*Exercise details:*
Below are entries. Pull out all lines containing "Delta".

Extracts from a graphics dataset:
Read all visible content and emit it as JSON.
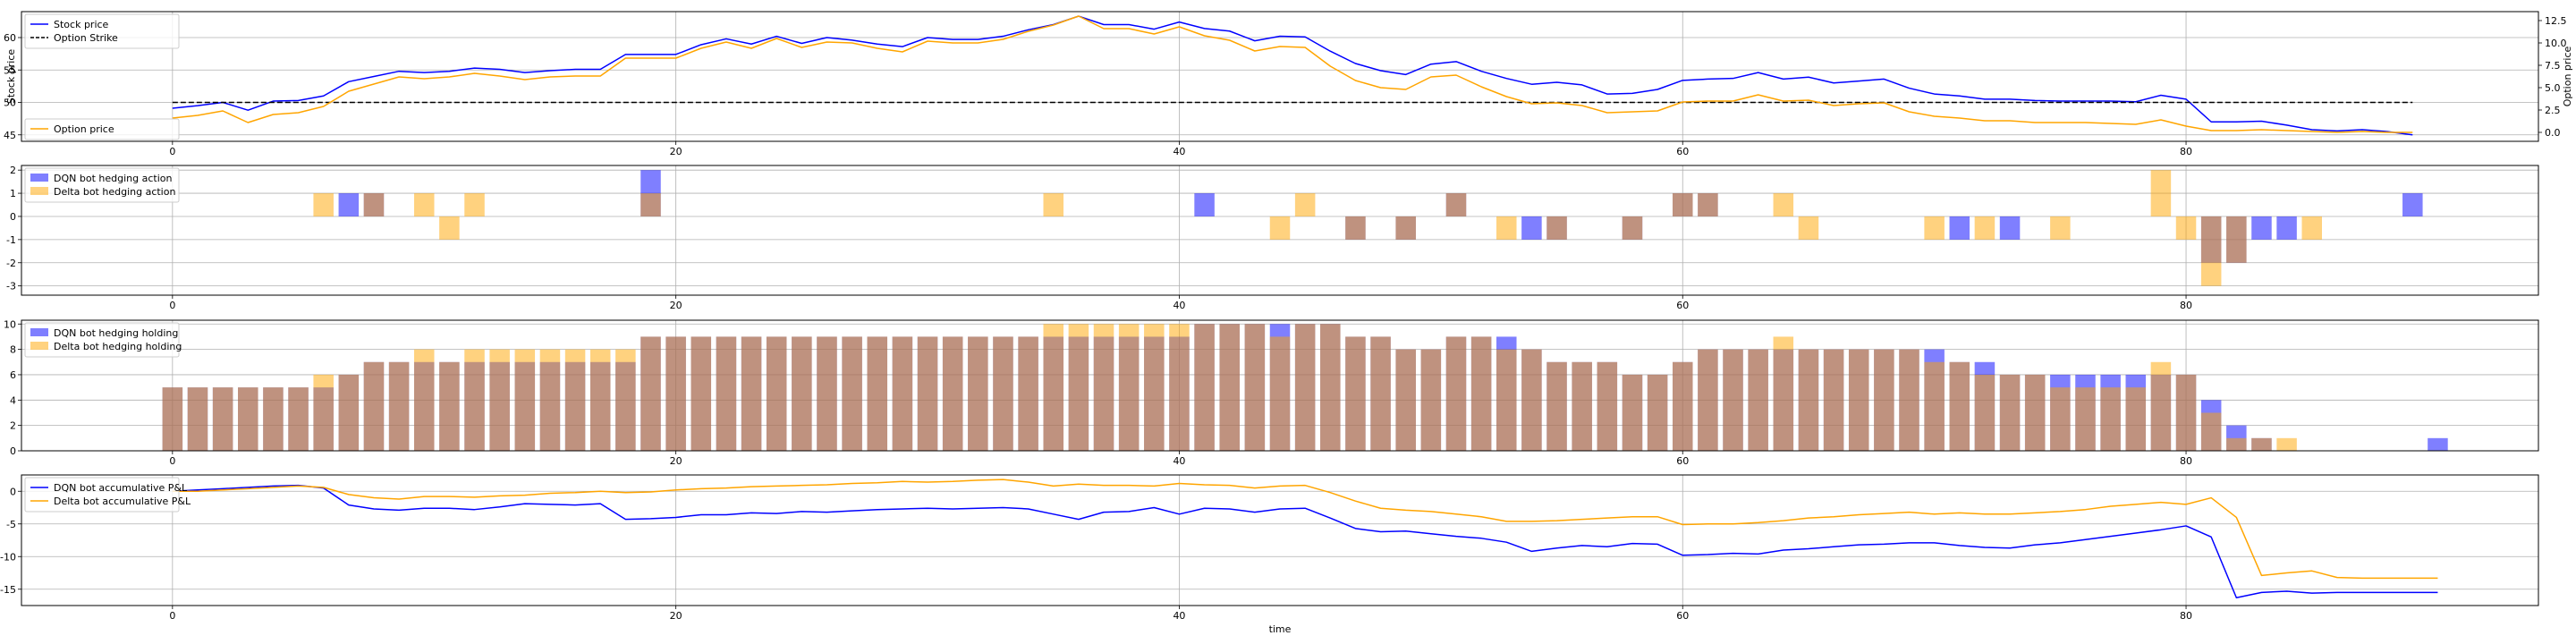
{
  "chart_data": [
    {
      "type": "line",
      "xlabel": "",
      "ylabel": "Stock price",
      "ylabel_right": "Option price",
      "xlim": [
        -6,
        94
      ],
      "ylim": [
        44,
        64
      ],
      "ylim_right": [
        -1,
        13.5
      ],
      "xticks": [
        0,
        20,
        40,
        60,
        80
      ],
      "yticks": [
        45,
        50,
        55,
        60
      ],
      "yticks_right": [
        0.0,
        2.5,
        5.0,
        7.5,
        10.0,
        12.5
      ],
      "grid": true,
      "legend_upper": [
        "Stock price",
        "Option Strike"
      ],
      "legend_lower": [
        "Option price"
      ],
      "legend_placement": "upper-left and lower-left",
      "series": [
        {
          "name": "Stock price",
          "color": "#0000ff",
          "axis": "left",
          "values": [
            49.1,
            49.5,
            50.0,
            48.8,
            50.2,
            50.3,
            51.0,
            53.2,
            54.0,
            54.8,
            54.6,
            54.8,
            55.3,
            55.1,
            54.6,
            54.9,
            55.1,
            55.1,
            57.4,
            57.4,
            57.4,
            58.9,
            59.8,
            59.0,
            60.2,
            59.1,
            60.0,
            59.6,
            59.0,
            58.6,
            60.0,
            59.7,
            59.7,
            60.2,
            61.2,
            62.0,
            63.3,
            62.0,
            62.0,
            61.3,
            62.4,
            61.4,
            61.0,
            59.5,
            60.2,
            60.1,
            57.9,
            56.0,
            54.9,
            54.3,
            55.9,
            56.3,
            54.8,
            53.7,
            52.8,
            53.1,
            52.7,
            51.3,
            51.4,
            52.0,
            53.4,
            53.6,
            53.7,
            54.6,
            53.6,
            53.9,
            53.0,
            53.3,
            53.6,
            52.2,
            51.3,
            51.0,
            50.5,
            50.5,
            50.3,
            50.2,
            50.2,
            50.2,
            50.1,
            51.1,
            50.5,
            47.0,
            47.0,
            47.1,
            46.5,
            45.8,
            45.6,
            45.8,
            45.5,
            45.0
          ]
        },
        {
          "name": "Option Strike",
          "color": "#000000",
          "axis": "left",
          "dashed": true,
          "x": [
            0,
            89
          ],
          "values": [
            50,
            50
          ]
        },
        {
          "name": "Option price",
          "color": "#ffa500",
          "axis": "right",
          "values": [
            1.6,
            1.9,
            2.4,
            1.1,
            2.0,
            2.2,
            2.9,
            4.6,
            5.4,
            6.2,
            6.0,
            6.2,
            6.6,
            6.3,
            5.9,
            6.2,
            6.3,
            6.3,
            8.3,
            8.3,
            8.3,
            9.4,
            10.1,
            9.4,
            10.5,
            9.5,
            10.1,
            10.0,
            9.4,
            9.0,
            10.2,
            10.0,
            10.0,
            10.4,
            11.3,
            12.0,
            13.0,
            11.6,
            11.6,
            11.0,
            11.8,
            10.8,
            10.3,
            9.1,
            9.6,
            9.5,
            7.4,
            5.8,
            5.0,
            4.8,
            6.2,
            6.4,
            5.1,
            4.0,
            3.2,
            3.3,
            3.0,
            2.2,
            2.3,
            2.4,
            3.4,
            3.5,
            3.5,
            4.2,
            3.5,
            3.6,
            3.0,
            3.2,
            3.3,
            2.3,
            1.8,
            1.6,
            1.3,
            1.3,
            1.1,
            1.1,
            1.1,
            1.0,
            0.9,
            1.4,
            0.7,
            0.2,
            0.2,
            0.3,
            0.2,
            0.1,
            0.0,
            0.1,
            0.0,
            0.0
          ]
        }
      ]
    },
    {
      "type": "bar",
      "xlim": [
        -6,
        94
      ],
      "ylim": [
        -3.4,
        2.2
      ],
      "xticks": [
        0,
        20,
        40,
        60,
        80
      ],
      "yticks": [
        -3,
        -2,
        -1,
        0,
        1,
        2
      ],
      "grid": true,
      "legend_placement": "upper-left",
      "series": [
        {
          "name": "DQN bot hedging action",
          "color": "#0000ff",
          "alpha": 0.5,
          "points": [
            [
              7,
              1
            ],
            [
              8,
              1
            ],
            [
              19,
              2
            ],
            [
              41,
              1
            ],
            [
              47,
              -1
            ],
            [
              49,
              -1
            ],
            [
              51,
              1
            ],
            [
              54,
              -1
            ],
            [
              55,
              -1
            ],
            [
              58,
              -1
            ],
            [
              60,
              1
            ],
            [
              61,
              1
            ],
            [
              71,
              -1
            ],
            [
              73,
              -1
            ],
            [
              81,
              -2
            ],
            [
              82,
              -2
            ],
            [
              83,
              -1
            ],
            [
              84,
              -1
            ],
            [
              89,
              1
            ]
          ]
        },
        {
          "name": "Delta bot hedging action",
          "color": "#ffa500",
          "alpha": 0.5,
          "points": [
            [
              6,
              1
            ],
            [
              8,
              1
            ],
            [
              10,
              1
            ],
            [
              11,
              -1
            ],
            [
              12,
              1
            ],
            [
              19,
              1
            ],
            [
              35,
              1
            ],
            [
              44,
              -1
            ],
            [
              45,
              1
            ],
            [
              47,
              -1
            ],
            [
              49,
              -1
            ],
            [
              51,
              1
            ],
            [
              53,
              -1
            ],
            [
              55,
              -1
            ],
            [
              58,
              -1
            ],
            [
              60,
              1
            ],
            [
              61,
              1
            ],
            [
              64,
              1
            ],
            [
              65,
              -1
            ],
            [
              70,
              -1
            ],
            [
              72,
              -1
            ],
            [
              75,
              -1
            ],
            [
              79,
              2
            ],
            [
              80,
              -1
            ],
            [
              81,
              -3
            ],
            [
              82,
              -2
            ],
            [
              85,
              -1
            ]
          ]
        }
      ]
    },
    {
      "type": "bar",
      "xlim": [
        -6,
        94
      ],
      "ylim": [
        0,
        10.3
      ],
      "xticks": [
        0,
        20,
        40,
        60,
        80
      ],
      "yticks": [
        0,
        2,
        4,
        6,
        8,
        10
      ],
      "grid": true,
      "legend_placement": "upper-left",
      "series": [
        {
          "name": "DQN bot hedging holding",
          "color": "#0000ff",
          "alpha": 0.5,
          "values": [
            5,
            5,
            5,
            5,
            5,
            5,
            5,
            6,
            7,
            7,
            7,
            7,
            7,
            7,
            7,
            7,
            7,
            7,
            7,
            9,
            9,
            9,
            9,
            9,
            9,
            9,
            9,
            9,
            9,
            9,
            9,
            9,
            9,
            9,
            9,
            9,
            9,
            9,
            9,
            9,
            9,
            10,
            10,
            10,
            10,
            10,
            10,
            9,
            9,
            8,
            8,
            9,
            9,
            9,
            8,
            7,
            7,
            7,
            6,
            6,
            7,
            8,
            8,
            8,
            8,
            8,
            8,
            8,
            8,
            8,
            8,
            7,
            7,
            6,
            6,
            6,
            6,
            6,
            6,
            6,
            6,
            4,
            2,
            1,
            0,
            0,
            0,
            0,
            0,
            0,
            1
          ]
        },
        {
          "name": "Delta bot hedging holding",
          "color": "#ffa500",
          "alpha": 0.5,
          "values": [
            5,
            5,
            5,
            5,
            5,
            5,
            6,
            6,
            7,
            7,
            8,
            7,
            8,
            8,
            8,
            8,
            8,
            8,
            8,
            9,
            9,
            9,
            9,
            9,
            9,
            9,
            9,
            9,
            9,
            9,
            9,
            9,
            9,
            9,
            9,
            10,
            10,
            10,
            10,
            10,
            10,
            10,
            10,
            10,
            9,
            10,
            10,
            9,
            9,
            8,
            8,
            9,
            9,
            8,
            8,
            7,
            7,
            7,
            6,
            6,
            7,
            8,
            8,
            8,
            9,
            8,
            8,
            8,
            8,
            8,
            7,
            7,
            6,
            6,
            6,
            5,
            5,
            5,
            5,
            7,
            6,
            3,
            1,
            1,
            1,
            0,
            0,
            0,
            0,
            0,
            0
          ]
        }
      ]
    },
    {
      "type": "line",
      "xlabel": "time",
      "xlim": [
        -6,
        94
      ],
      "ylim": [
        -17.5,
        2.5
      ],
      "xticks": [
        0,
        20,
        40,
        60,
        80
      ],
      "yticks": [
        0,
        -5,
        -10,
        -15
      ],
      "grid": true,
      "legend_placement": "upper-left",
      "series": [
        {
          "name": "DQN bot accumulative P&L",
          "color": "#0000ff",
          "values": [
            0.0,
            0.2,
            0.4,
            0.6,
            0.8,
            0.9,
            0.5,
            -2.1,
            -2.7,
            -2.9,
            -2.6,
            -2.6,
            -2.8,
            -2.4,
            -1.9,
            -2.0,
            -2.1,
            -1.9,
            -4.3,
            -4.2,
            -4.0,
            -3.6,
            -3.6,
            -3.3,
            -3.4,
            -3.1,
            -3.2,
            -3.0,
            -2.8,
            -2.7,
            -2.6,
            -2.7,
            -2.6,
            -2.5,
            -2.7,
            -3.5,
            -4.3,
            -3.2,
            -3.1,
            -2.5,
            -3.5,
            -2.6,
            -2.7,
            -3.2,
            -2.7,
            -2.6,
            -4.1,
            -5.7,
            -6.2,
            -6.1,
            -6.5,
            -6.9,
            -7.2,
            -7.8,
            -9.2,
            -8.7,
            -8.3,
            -8.5,
            -8.0,
            -8.1,
            -9.8,
            -9.7,
            -9.5,
            -9.6,
            -9.0,
            -8.8,
            -8.5,
            -8.2,
            -8.1,
            -7.9,
            -7.9,
            -8.3,
            -8.6,
            -8.7,
            -8.2,
            -7.9,
            -7.4,
            -6.9,
            -6.4,
            -5.9,
            -5.3,
            -7.0,
            -16.3,
            -15.5,
            -15.3,
            -15.6,
            -15.5,
            -15.5,
            -15.5,
            -15.5,
            -15.5
          ]
        },
        {
          "name": "Delta bot accumulative P&L",
          "color": "#ffa500",
          "values": [
            0.0,
            0.0,
            0.2,
            0.4,
            0.6,
            0.8,
            0.6,
            -0.5,
            -1.0,
            -1.2,
            -0.8,
            -0.8,
            -0.9,
            -0.7,
            -0.6,
            -0.3,
            -0.2,
            0.0,
            -0.2,
            -0.1,
            0.2,
            0.4,
            0.5,
            0.7,
            0.8,
            0.9,
            1.0,
            1.2,
            1.3,
            1.5,
            1.4,
            1.5,
            1.7,
            1.8,
            1.4,
            0.8,
            1.1,
            0.9,
            0.9,
            0.8,
            1.2,
            1.0,
            0.9,
            0.5,
            0.8,
            0.9,
            -0.2,
            -1.5,
            -2.6,
            -2.9,
            -3.1,
            -3.5,
            -3.9,
            -4.6,
            -4.6,
            -4.5,
            -4.3,
            -4.1,
            -3.9,
            -3.9,
            -5.1,
            -5.0,
            -5.0,
            -4.8,
            -4.5,
            -4.1,
            -3.9,
            -3.6,
            -3.4,
            -3.2,
            -3.5,
            -3.3,
            -3.5,
            -3.5,
            -3.3,
            -3.1,
            -2.8,
            -2.3,
            -2.0,
            -1.7,
            -2.0,
            -1.0,
            -4.0,
            -12.9,
            -12.5,
            -12.2,
            -13.2,
            -13.3,
            -13.3,
            -13.3,
            -13.3
          ]
        }
      ]
    }
  ]
}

*Output of the exercise:*
          "name": "Delta bot hedging action",
          "name": "Delta bot hedging holding",
          "name": "Delta bot accumulative P&L",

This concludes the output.